### Written problem
Gather every line of the entries that includes the word "fear".

(Dataset records)
┄┄┄┄┄┄┄┄┄┄

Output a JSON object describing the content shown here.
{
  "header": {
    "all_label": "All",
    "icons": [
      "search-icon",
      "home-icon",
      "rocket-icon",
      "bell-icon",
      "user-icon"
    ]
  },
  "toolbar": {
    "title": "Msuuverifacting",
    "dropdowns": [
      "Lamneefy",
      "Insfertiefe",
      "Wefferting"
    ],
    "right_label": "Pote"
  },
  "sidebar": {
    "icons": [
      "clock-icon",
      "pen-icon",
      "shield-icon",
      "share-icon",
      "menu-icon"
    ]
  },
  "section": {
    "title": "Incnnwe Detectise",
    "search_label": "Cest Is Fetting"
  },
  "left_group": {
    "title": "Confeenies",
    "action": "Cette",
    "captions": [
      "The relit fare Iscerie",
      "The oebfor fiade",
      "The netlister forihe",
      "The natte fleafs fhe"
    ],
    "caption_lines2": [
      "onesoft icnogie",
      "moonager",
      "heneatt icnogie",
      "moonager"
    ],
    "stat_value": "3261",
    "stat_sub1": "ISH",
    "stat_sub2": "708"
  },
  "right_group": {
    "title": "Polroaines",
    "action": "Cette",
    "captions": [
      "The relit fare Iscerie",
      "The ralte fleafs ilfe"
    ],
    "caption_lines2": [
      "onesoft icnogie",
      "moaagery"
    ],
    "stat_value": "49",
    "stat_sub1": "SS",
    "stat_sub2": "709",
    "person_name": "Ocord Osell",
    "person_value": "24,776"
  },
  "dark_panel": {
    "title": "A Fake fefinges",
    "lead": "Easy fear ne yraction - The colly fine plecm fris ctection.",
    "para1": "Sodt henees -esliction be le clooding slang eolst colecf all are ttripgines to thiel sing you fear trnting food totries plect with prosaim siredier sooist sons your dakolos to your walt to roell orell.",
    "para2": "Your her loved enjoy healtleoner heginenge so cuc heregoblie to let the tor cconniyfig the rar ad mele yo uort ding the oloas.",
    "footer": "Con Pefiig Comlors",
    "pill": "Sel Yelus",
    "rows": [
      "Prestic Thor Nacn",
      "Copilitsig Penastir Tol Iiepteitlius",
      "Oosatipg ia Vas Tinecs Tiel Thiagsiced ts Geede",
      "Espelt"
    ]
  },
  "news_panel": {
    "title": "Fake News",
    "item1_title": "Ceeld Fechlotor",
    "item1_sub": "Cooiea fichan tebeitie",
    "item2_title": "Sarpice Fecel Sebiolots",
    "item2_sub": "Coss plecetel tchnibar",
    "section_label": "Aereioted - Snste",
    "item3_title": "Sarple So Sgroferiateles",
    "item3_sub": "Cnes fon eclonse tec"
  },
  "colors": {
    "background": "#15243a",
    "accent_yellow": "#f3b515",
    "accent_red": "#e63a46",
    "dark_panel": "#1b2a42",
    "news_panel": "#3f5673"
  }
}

┄┄┄┄┄┄┄┄┄┄

### Solution to this problem
    "lead": "Easy fear ne yraction - The colly fine plecm fris ctection.",
    "para1": "Sodt henees -esliction be le clooding slang eolst colecf all are ttripgines to thiel sing you fear trnting food totries plect with prosaim siredier sooist sons your dakolos to your walt to roell orell.",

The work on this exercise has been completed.